Chart and figure data
★ ★ ★
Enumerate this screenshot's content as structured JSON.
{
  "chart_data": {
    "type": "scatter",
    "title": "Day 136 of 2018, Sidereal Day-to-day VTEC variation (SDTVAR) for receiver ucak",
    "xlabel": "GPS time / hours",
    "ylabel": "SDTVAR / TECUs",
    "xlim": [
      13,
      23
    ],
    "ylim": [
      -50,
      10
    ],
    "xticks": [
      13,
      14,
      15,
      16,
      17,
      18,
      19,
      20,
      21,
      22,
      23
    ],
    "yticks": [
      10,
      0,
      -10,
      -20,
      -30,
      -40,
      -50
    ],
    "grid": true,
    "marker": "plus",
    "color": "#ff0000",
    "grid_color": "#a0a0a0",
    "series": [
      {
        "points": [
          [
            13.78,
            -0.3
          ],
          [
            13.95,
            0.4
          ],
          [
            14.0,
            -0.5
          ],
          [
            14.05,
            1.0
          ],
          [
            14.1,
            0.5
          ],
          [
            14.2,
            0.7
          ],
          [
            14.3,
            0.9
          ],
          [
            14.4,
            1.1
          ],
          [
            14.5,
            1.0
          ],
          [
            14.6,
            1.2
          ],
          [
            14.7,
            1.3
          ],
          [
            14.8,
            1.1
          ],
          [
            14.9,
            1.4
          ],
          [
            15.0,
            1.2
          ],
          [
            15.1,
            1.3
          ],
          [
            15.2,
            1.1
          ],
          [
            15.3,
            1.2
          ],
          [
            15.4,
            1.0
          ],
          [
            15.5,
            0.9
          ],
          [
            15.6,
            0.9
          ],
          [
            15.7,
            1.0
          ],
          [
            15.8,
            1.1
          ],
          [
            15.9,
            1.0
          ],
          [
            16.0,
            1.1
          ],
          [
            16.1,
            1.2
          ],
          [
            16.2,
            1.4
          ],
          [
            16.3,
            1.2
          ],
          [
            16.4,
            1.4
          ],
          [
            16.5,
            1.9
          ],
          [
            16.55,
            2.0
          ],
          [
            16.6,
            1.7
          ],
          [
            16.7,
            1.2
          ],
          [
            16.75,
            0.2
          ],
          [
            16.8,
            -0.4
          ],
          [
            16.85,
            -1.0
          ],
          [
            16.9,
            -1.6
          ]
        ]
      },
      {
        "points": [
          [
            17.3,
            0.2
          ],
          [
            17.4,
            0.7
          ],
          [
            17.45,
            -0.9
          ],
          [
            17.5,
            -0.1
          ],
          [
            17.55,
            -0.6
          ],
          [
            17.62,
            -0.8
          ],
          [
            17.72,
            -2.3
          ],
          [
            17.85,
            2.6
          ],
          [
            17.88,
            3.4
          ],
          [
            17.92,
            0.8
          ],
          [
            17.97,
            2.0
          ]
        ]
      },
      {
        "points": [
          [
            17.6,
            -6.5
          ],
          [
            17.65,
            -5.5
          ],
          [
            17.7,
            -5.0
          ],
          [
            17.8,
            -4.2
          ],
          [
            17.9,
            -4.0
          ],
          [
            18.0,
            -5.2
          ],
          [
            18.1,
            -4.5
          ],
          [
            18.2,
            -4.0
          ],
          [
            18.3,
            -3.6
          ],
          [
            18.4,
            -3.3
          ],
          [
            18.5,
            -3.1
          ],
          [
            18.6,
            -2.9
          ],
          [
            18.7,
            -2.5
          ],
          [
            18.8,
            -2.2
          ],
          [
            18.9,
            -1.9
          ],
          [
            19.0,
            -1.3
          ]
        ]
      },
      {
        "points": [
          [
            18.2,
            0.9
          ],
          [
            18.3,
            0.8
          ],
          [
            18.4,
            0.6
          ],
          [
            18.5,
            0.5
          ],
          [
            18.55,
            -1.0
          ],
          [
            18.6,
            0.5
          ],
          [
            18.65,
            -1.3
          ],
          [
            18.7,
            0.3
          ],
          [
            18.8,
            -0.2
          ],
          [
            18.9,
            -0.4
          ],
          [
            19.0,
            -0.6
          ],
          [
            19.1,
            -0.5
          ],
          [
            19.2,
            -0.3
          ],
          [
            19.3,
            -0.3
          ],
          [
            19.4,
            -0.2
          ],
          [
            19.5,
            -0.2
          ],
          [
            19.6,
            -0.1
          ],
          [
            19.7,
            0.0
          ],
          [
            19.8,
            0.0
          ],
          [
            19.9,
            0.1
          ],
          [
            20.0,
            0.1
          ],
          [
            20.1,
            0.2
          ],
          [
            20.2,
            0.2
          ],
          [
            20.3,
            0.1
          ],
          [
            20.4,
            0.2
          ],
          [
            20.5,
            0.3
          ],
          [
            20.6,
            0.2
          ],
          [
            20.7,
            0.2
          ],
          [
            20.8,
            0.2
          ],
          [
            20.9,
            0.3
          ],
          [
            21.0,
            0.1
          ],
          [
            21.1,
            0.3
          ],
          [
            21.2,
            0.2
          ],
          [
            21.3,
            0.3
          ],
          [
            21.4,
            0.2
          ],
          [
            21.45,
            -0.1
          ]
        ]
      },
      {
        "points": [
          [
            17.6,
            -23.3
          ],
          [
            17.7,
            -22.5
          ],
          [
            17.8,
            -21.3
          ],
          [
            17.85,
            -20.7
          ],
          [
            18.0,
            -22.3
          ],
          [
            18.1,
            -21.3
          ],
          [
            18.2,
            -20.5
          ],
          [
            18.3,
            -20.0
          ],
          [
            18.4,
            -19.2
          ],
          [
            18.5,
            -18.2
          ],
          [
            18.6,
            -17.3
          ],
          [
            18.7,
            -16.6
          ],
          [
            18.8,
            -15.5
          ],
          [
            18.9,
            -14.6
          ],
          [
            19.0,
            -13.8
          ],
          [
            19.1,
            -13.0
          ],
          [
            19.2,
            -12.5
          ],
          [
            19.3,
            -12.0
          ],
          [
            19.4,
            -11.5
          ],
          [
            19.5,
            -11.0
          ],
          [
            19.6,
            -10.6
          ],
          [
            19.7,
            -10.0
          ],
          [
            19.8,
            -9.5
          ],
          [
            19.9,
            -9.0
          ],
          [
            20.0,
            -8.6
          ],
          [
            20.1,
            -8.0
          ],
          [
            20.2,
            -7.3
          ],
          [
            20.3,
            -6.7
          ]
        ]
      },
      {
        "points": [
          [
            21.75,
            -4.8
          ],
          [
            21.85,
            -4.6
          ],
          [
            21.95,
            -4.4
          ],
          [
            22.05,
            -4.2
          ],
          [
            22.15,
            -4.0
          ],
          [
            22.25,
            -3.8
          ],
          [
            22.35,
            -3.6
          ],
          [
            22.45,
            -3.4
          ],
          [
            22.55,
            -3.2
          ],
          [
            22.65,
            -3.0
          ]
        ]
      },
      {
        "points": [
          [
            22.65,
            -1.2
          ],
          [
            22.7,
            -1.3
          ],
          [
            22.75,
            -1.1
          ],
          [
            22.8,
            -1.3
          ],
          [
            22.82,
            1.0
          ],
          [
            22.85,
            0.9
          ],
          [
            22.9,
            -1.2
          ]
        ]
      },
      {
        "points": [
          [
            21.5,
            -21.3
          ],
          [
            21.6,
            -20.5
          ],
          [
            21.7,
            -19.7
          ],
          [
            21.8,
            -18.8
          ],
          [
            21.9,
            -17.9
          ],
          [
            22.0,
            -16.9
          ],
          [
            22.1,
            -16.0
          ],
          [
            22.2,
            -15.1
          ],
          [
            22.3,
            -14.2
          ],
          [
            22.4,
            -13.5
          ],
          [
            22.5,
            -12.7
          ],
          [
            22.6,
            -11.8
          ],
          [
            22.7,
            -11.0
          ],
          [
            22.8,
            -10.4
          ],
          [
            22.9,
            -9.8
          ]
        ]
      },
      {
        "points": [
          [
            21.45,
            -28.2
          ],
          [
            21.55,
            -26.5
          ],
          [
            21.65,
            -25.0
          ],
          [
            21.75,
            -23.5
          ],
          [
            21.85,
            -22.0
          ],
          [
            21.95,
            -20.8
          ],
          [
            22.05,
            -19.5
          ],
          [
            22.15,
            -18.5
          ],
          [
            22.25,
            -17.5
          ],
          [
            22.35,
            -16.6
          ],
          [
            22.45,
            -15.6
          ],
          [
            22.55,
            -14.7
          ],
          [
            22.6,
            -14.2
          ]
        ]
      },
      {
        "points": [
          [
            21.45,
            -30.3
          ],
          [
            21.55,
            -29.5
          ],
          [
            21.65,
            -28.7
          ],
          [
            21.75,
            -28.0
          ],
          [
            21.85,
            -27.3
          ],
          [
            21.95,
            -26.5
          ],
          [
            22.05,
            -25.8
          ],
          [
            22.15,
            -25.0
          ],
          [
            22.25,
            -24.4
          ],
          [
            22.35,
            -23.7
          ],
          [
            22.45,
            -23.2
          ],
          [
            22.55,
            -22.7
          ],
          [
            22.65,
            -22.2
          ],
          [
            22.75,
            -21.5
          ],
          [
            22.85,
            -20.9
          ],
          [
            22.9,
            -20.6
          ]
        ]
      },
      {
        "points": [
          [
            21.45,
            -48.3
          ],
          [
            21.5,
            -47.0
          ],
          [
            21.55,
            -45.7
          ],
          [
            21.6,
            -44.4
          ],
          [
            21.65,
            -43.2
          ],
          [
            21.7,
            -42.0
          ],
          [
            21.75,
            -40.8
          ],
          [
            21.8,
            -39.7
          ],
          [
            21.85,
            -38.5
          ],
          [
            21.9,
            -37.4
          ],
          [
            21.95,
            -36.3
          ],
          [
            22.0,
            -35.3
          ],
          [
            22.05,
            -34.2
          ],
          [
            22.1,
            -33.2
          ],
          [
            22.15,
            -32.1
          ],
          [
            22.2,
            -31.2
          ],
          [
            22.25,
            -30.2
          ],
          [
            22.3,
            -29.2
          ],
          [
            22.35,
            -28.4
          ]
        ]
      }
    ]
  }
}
★ ★ ★
Only the number is wanted: how many lines of the material above include the word "SDTVAR"?

Written solution: 2